Exercise: An exact copy of all the data is required, with pictures left out.

Material for the task:
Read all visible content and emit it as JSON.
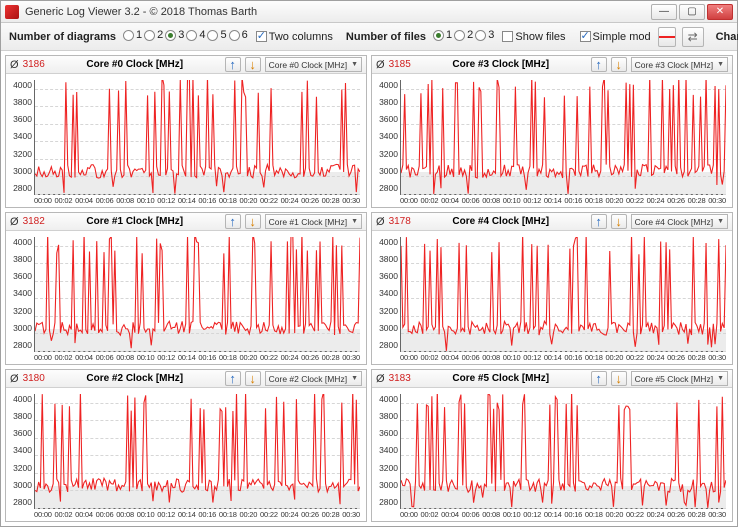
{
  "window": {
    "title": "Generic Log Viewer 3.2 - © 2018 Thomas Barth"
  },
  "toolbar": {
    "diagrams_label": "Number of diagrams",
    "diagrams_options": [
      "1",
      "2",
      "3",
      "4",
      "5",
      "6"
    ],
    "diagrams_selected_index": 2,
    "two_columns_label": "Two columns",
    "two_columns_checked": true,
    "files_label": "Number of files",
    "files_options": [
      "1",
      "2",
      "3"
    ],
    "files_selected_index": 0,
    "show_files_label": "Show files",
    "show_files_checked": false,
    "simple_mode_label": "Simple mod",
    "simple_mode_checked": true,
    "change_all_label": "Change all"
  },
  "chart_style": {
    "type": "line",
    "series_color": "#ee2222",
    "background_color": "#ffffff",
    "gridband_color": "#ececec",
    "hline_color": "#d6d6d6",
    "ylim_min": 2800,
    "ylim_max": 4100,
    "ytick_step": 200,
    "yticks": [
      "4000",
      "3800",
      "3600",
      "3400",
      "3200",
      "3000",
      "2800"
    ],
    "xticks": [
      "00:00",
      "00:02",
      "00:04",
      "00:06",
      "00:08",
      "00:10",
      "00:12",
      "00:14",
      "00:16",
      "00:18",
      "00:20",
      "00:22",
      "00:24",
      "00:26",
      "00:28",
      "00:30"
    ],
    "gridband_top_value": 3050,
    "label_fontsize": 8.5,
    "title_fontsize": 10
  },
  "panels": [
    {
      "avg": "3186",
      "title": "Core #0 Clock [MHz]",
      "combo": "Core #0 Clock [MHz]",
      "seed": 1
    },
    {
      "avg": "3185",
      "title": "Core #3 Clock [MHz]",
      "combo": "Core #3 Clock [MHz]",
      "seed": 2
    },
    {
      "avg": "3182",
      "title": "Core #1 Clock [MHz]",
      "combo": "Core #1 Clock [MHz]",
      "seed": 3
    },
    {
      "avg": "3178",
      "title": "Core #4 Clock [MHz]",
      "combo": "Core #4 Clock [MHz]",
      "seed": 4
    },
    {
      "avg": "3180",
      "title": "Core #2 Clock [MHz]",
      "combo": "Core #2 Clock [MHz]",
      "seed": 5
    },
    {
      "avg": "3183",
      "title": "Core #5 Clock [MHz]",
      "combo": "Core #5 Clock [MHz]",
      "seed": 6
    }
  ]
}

Task response:
Read all visible content and emit it as JSON.
{
  "window": {
    "title": "Generic Log Viewer 3.2 - © 2018 Thomas Barth"
  },
  "toolbar": {
    "diagrams_label": "Number of diagrams",
    "diagrams_options": [
      "1",
      "2",
      "3",
      "4",
      "5",
      "6"
    ],
    "diagrams_selected_index": 2,
    "two_columns_label": "Two columns",
    "two_columns_checked": true,
    "files_label": "Number of files",
    "files_options": [
      "1",
      "2",
      "3"
    ],
    "files_selected_index": 0,
    "show_files_label": "Show files",
    "show_files_checked": false,
    "simple_mode_label": "Simple mod",
    "simple_mode_checked": true,
    "change_all_label": "Change all"
  },
  "chart_style": {
    "type": "line",
    "series_color": "#ee2222",
    "background_color": "#ffffff",
    "gridband_color": "#ececec",
    "hline_color": "#d6d6d6",
    "ylim_min": 2800,
    "ylim_max": 4100,
    "ytick_step": 200,
    "yticks": [
      "4000",
      "3800",
      "3600",
      "3400",
      "3200",
      "3000",
      "2800"
    ],
    "xticks": [
      "00:00",
      "00:02",
      "00:04",
      "00:06",
      "00:08",
      "00:10",
      "00:12",
      "00:14",
      "00:16",
      "00:18",
      "00:20",
      "00:22",
      "00:24",
      "00:26",
      "00:28",
      "00:30"
    ],
    "gridband_top_value": 3050,
    "label_fontsize": 8.5,
    "title_fontsize": 10
  },
  "panels": [
    {
      "avg": "3186",
      "title": "Core #0 Clock [MHz]",
      "combo": "Core #0 Clock [MHz]",
      "seed": 1
    },
    {
      "avg": "3185",
      "title": "Core #3 Clock [MHz]",
      "combo": "Core #3 Clock [MHz]",
      "seed": 2
    },
    {
      "avg": "3182",
      "title": "Core #1 Clock [MHz]",
      "combo": "Core #1 Clock [MHz]",
      "seed": 3
    },
    {
      "avg": "3178",
      "title": "Core #4 Clock [MHz]",
      "combo": "Core #4 Clock [MHz]",
      "seed": 4
    },
    {
      "avg": "3180",
      "title": "Core #2 Clock [MHz]",
      "combo": "Core #2 Clock [MHz]",
      "seed": 5
    },
    {
      "avg": "3183",
      "title": "Core #5 Clock [MHz]",
      "combo": "Core #5 Clock [MHz]",
      "seed": 6
    }
  ]
}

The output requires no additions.